Report each line of the data that has "вправо" somewhere in it.

** BEGIN Exercise materials **

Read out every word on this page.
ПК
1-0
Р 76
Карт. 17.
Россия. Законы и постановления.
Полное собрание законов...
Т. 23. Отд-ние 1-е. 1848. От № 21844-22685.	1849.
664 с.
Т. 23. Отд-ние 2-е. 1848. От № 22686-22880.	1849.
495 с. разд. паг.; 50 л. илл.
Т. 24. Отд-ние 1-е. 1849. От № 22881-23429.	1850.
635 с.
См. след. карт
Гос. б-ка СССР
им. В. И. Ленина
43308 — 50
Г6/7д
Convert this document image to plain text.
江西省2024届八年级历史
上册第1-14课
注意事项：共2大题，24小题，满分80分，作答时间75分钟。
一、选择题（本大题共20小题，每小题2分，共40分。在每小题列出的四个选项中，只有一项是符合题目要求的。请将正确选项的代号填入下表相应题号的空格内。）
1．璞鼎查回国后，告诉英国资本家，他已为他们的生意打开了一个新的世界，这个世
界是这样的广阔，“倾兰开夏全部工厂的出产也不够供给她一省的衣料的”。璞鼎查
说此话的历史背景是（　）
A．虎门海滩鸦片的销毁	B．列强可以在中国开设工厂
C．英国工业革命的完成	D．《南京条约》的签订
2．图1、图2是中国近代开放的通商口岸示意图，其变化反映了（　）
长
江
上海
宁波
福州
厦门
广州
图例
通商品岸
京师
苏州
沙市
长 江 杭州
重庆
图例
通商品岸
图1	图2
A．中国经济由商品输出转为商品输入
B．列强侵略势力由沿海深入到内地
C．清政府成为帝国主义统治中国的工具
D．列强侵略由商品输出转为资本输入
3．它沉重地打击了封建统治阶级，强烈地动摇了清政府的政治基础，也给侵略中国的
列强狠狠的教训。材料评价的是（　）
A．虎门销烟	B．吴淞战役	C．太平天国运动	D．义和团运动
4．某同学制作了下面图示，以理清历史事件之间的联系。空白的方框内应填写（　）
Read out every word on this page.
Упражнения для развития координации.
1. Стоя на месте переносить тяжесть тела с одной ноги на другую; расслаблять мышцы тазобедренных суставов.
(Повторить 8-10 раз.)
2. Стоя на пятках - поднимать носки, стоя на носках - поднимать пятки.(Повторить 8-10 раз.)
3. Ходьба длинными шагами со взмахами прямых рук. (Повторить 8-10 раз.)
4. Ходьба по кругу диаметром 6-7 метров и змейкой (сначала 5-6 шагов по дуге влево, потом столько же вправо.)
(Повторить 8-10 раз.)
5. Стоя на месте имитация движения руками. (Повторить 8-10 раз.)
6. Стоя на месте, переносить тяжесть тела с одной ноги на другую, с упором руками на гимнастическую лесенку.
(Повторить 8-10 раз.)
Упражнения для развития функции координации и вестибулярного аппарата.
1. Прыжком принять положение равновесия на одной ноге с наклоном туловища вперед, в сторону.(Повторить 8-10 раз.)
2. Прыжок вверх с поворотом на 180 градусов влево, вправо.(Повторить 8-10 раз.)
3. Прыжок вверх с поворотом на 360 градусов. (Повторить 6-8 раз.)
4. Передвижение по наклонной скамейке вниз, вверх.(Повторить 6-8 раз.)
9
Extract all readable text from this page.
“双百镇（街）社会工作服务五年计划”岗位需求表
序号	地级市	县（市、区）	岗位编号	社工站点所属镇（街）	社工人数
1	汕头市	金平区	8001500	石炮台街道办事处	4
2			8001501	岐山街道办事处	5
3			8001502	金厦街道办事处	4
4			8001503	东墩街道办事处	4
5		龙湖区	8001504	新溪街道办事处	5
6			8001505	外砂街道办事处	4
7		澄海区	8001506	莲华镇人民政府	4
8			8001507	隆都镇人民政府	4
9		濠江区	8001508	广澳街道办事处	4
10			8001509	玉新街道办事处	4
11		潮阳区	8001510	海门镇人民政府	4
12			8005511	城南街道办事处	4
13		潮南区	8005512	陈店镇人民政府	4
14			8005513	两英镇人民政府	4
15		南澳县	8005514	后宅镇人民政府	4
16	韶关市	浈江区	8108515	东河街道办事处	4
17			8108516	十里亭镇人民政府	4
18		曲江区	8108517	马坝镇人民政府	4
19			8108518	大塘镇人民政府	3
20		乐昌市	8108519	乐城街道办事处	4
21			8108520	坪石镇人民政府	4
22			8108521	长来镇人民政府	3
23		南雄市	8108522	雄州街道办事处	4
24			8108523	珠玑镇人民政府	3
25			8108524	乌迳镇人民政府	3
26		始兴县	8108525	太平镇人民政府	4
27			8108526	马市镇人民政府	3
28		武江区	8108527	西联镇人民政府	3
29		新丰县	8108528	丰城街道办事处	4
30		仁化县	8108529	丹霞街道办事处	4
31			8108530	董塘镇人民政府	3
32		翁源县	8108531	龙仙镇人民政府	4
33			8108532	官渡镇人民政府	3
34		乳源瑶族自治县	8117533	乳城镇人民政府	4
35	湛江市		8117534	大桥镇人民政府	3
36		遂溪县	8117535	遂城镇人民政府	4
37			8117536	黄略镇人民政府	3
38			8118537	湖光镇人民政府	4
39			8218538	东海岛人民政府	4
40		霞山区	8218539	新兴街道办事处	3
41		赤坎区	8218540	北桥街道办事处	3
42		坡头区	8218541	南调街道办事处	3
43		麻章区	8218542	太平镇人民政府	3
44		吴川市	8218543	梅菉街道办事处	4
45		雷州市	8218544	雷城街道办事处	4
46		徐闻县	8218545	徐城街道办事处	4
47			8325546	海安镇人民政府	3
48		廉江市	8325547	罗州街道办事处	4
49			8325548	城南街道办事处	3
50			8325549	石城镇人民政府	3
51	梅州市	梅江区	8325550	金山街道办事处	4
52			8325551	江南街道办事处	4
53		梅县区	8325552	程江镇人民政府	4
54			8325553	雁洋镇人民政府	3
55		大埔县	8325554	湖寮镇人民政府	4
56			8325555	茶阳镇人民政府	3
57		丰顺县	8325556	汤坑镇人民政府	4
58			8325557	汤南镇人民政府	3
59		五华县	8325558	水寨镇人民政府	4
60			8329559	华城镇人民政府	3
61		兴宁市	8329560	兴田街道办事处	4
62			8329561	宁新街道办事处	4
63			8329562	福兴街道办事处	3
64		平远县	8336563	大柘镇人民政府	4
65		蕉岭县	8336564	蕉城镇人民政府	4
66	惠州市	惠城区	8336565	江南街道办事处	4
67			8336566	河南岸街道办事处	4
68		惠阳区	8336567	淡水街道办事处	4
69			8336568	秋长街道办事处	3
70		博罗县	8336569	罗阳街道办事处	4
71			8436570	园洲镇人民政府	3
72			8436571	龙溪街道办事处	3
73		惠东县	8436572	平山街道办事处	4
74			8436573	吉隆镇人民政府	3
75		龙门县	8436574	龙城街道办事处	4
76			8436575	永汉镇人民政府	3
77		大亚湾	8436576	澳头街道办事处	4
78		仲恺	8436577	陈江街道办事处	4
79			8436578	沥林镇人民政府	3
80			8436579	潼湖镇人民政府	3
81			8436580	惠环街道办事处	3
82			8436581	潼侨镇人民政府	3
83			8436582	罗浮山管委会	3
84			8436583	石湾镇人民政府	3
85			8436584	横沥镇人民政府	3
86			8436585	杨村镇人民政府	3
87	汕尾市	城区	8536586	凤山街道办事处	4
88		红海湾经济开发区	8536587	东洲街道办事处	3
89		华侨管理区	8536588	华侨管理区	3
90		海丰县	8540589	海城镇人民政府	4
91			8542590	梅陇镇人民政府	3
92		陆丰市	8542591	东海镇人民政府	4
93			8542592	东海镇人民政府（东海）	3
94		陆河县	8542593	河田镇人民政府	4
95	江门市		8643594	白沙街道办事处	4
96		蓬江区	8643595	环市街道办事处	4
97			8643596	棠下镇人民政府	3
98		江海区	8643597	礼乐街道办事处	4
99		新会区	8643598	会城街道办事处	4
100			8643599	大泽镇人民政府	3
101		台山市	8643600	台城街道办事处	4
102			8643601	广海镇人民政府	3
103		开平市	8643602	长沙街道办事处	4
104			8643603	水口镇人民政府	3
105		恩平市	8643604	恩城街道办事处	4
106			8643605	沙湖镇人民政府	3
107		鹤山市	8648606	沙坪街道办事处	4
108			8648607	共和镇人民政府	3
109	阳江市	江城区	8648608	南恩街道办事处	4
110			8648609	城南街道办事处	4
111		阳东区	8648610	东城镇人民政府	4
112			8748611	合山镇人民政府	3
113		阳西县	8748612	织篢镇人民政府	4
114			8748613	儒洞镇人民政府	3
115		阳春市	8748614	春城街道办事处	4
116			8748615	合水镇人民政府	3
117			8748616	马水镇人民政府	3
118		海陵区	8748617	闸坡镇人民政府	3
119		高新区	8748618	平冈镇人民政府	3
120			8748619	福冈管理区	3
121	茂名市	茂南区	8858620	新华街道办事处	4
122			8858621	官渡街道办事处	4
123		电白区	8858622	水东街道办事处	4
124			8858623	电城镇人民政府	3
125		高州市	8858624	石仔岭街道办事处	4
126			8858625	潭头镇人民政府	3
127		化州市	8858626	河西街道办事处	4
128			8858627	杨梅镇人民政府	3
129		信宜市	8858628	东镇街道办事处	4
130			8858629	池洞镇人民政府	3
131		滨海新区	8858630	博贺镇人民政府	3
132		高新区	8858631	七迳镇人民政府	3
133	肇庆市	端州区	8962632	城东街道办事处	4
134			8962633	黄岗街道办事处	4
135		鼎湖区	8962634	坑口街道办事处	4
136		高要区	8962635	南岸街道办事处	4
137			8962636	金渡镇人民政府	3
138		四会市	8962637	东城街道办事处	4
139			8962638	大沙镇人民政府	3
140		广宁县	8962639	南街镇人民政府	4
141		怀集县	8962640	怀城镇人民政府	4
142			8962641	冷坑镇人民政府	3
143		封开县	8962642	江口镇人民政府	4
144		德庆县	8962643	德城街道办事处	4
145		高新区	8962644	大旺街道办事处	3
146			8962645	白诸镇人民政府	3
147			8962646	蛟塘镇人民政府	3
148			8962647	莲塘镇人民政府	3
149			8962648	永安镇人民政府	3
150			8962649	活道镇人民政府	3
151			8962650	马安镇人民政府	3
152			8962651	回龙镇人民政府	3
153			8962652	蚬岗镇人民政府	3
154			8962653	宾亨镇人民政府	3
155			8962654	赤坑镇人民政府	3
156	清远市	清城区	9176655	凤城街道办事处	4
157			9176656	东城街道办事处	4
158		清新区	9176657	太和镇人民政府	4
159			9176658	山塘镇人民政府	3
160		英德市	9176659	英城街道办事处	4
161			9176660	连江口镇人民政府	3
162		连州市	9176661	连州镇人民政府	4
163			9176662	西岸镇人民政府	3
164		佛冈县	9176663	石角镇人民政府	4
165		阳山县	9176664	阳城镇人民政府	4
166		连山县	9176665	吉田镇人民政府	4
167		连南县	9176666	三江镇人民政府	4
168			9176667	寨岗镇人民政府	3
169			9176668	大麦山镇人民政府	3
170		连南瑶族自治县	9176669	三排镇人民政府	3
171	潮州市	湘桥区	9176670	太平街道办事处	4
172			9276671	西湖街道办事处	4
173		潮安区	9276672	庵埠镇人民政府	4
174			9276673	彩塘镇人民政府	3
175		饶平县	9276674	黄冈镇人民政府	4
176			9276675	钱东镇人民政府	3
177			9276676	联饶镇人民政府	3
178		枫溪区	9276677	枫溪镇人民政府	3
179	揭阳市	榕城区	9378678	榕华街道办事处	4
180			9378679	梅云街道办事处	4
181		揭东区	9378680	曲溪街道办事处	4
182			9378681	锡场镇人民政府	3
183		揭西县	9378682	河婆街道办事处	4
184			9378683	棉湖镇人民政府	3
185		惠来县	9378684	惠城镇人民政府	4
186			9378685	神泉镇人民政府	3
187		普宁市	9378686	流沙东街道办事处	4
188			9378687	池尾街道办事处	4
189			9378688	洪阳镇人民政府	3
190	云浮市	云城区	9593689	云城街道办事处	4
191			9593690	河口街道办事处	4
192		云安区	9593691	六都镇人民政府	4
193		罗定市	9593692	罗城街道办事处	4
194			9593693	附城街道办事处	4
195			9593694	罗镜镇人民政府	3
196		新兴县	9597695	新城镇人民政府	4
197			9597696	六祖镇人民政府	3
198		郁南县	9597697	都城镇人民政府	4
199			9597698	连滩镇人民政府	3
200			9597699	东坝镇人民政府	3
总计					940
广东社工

** END Exercise materials **

**Full solution**
4. Ходьба по кругу диаметром 6-7 метров и змейкой (сначала 5-6 шагов по дуге влево, потом столько же вправо.)
2. Прыжок вверх с поворотом на 180 градусов влево, вправо.(Повторить 8-10 раз.)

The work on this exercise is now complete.